- [GOAL]:
For each line that holds "снег", copy the line out.
==========
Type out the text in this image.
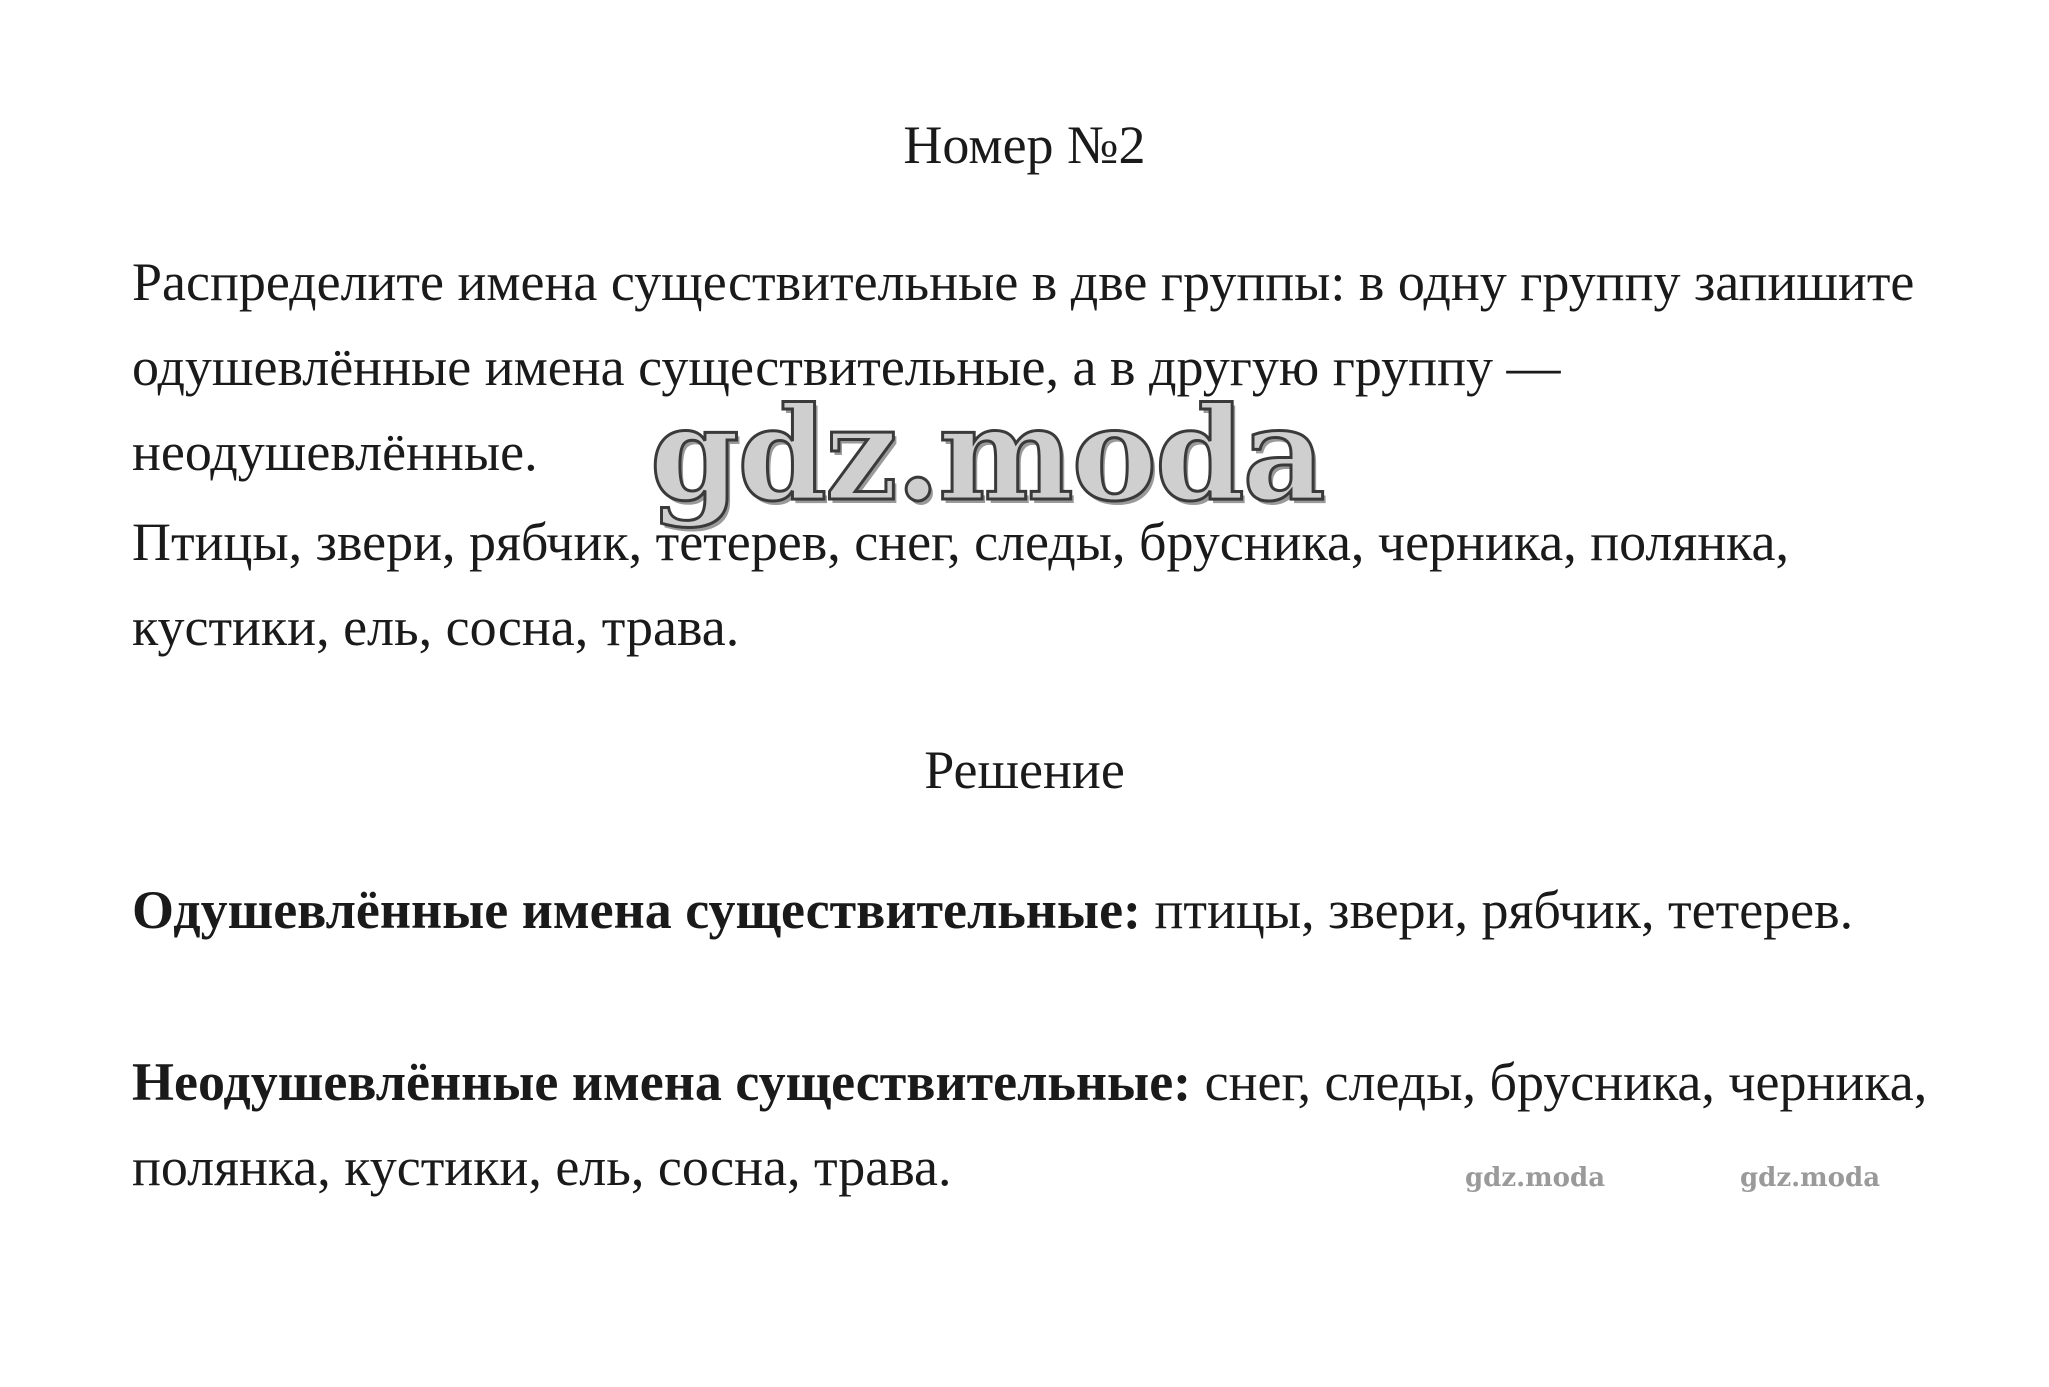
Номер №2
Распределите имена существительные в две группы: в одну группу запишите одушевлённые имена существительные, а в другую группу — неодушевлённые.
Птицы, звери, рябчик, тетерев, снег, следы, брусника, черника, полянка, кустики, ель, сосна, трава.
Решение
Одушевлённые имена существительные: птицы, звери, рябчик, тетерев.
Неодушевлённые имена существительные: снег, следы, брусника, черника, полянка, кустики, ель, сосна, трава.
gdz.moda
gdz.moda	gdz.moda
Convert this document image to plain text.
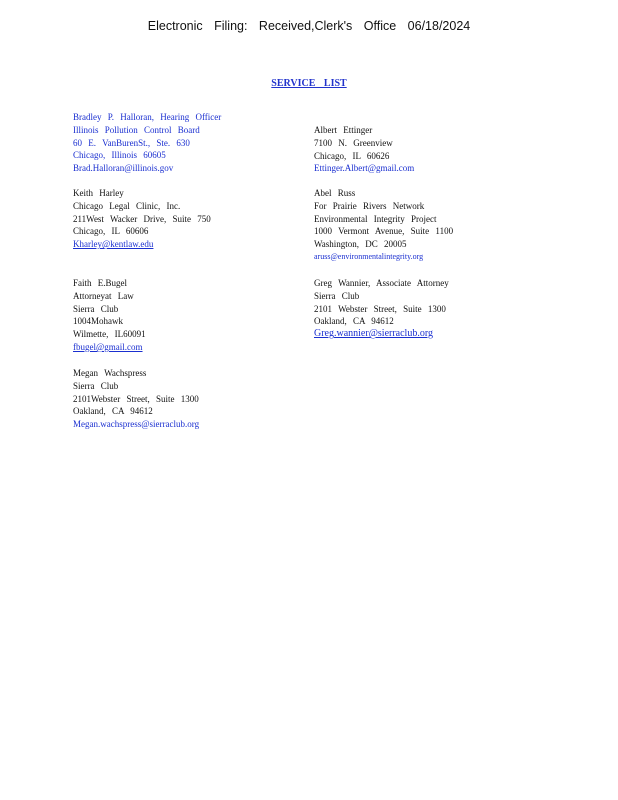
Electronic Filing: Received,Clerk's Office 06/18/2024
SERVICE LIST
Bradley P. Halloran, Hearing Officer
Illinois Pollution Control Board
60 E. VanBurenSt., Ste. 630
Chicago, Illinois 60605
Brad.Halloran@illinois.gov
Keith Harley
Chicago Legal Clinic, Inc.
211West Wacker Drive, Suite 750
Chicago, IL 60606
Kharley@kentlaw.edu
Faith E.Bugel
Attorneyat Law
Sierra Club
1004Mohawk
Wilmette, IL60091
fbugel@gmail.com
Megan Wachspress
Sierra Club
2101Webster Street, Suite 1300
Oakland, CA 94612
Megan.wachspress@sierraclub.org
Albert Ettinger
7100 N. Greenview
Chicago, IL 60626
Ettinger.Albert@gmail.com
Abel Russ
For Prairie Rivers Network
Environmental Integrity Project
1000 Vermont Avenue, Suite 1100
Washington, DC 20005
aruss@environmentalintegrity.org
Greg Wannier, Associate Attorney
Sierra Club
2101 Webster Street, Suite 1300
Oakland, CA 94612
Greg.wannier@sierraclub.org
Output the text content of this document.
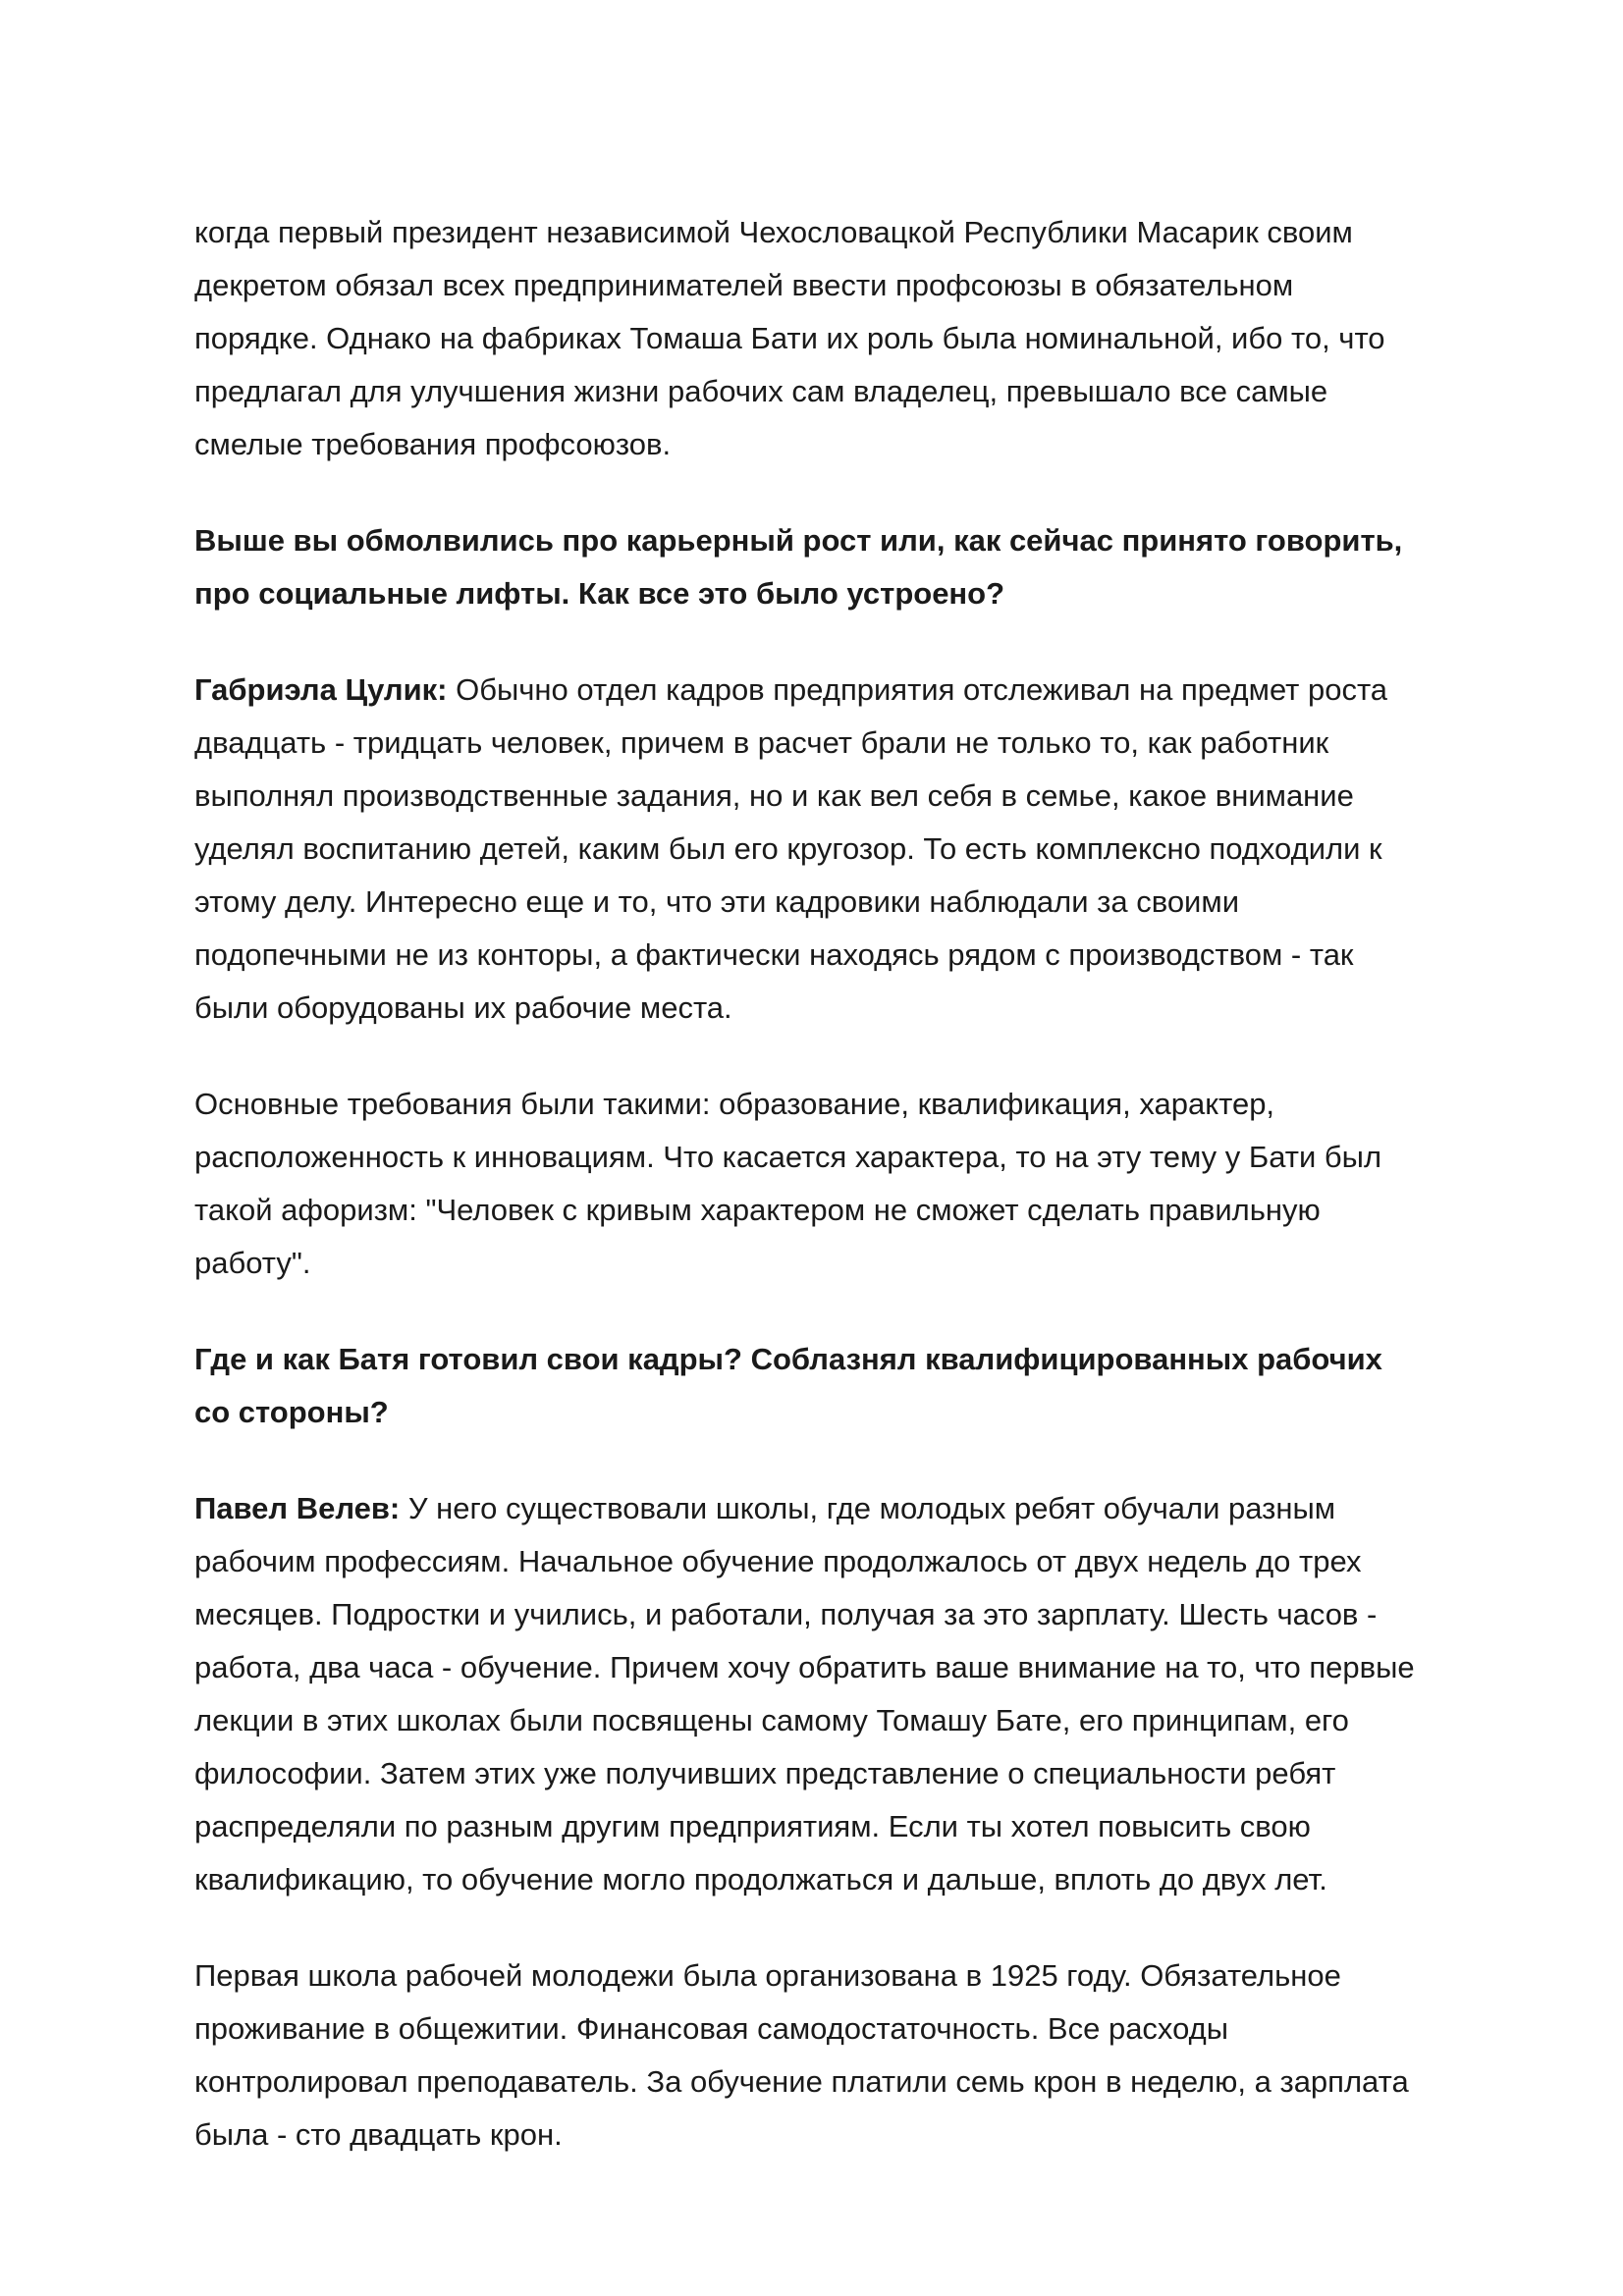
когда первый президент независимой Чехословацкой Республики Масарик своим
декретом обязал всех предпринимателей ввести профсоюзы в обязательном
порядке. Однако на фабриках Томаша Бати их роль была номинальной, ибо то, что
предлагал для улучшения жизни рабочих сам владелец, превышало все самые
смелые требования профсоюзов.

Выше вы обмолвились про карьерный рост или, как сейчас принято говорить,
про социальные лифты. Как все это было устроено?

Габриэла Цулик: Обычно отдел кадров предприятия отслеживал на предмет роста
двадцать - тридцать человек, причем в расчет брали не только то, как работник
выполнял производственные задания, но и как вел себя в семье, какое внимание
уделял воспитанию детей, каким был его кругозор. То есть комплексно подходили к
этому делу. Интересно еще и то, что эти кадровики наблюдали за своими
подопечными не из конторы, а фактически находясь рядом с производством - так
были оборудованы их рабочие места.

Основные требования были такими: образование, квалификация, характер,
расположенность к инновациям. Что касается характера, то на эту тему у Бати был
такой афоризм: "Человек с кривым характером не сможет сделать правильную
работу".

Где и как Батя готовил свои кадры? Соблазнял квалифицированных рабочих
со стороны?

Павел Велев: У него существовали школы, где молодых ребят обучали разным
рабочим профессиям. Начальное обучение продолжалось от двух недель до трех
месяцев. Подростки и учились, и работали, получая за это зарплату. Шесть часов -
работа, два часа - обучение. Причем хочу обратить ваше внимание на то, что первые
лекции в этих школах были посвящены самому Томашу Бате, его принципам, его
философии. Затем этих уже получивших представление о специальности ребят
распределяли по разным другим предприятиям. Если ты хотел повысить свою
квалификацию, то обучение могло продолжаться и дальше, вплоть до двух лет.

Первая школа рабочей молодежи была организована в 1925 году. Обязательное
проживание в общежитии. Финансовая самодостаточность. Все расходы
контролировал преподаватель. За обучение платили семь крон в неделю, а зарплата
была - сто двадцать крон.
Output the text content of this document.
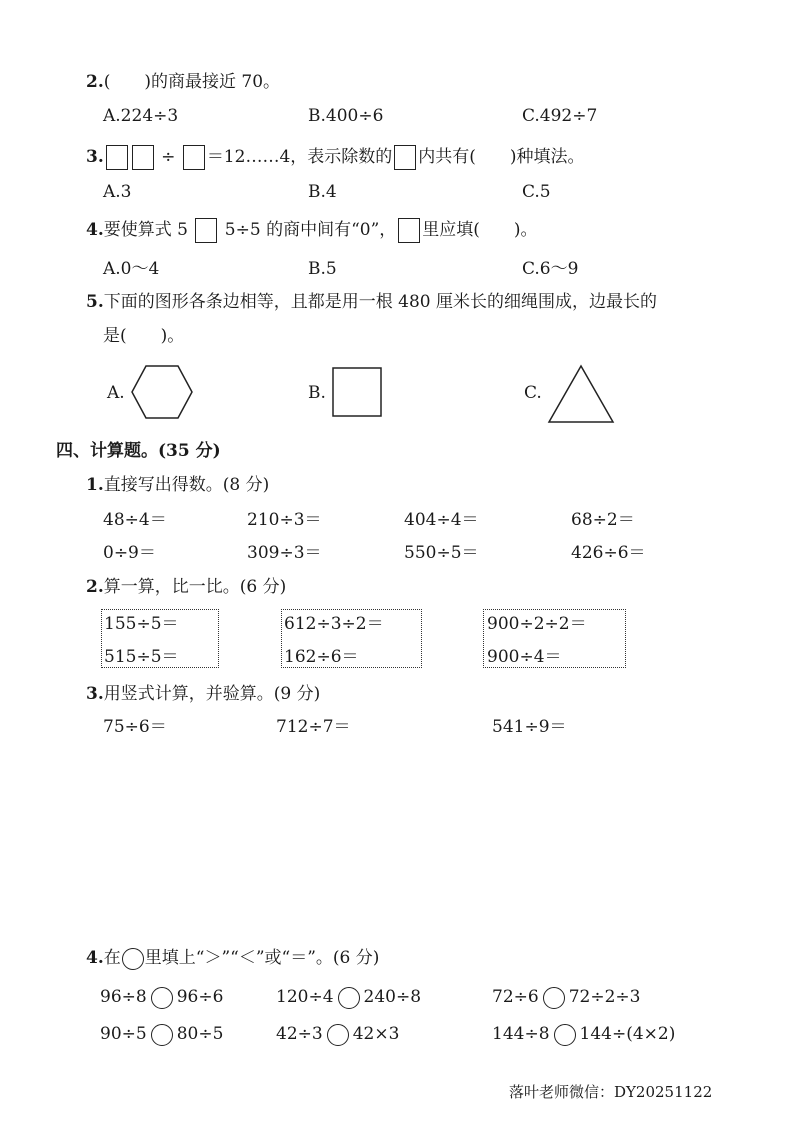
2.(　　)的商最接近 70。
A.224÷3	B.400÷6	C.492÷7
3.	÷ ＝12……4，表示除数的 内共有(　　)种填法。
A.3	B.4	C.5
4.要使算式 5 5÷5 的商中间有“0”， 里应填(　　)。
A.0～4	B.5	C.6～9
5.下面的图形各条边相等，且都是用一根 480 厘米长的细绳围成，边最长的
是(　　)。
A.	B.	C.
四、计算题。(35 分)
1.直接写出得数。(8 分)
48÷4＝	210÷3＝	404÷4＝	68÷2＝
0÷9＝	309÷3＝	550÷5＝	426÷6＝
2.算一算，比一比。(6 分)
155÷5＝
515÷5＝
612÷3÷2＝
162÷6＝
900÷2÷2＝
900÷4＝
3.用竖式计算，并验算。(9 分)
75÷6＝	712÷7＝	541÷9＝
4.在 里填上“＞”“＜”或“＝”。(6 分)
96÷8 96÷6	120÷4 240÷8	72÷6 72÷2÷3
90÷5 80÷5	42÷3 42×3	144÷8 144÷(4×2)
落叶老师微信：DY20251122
==========
- [TASK ANSWER]:
Птицы, звери, рябчик, тетерев, снег, следы, брусника, черника, полянка, кустики, ель, сосна, трава.
Неодушевлённые имена существительные: снег, следы, брусника, черника, полянка, кустики, ель, сосна, трава.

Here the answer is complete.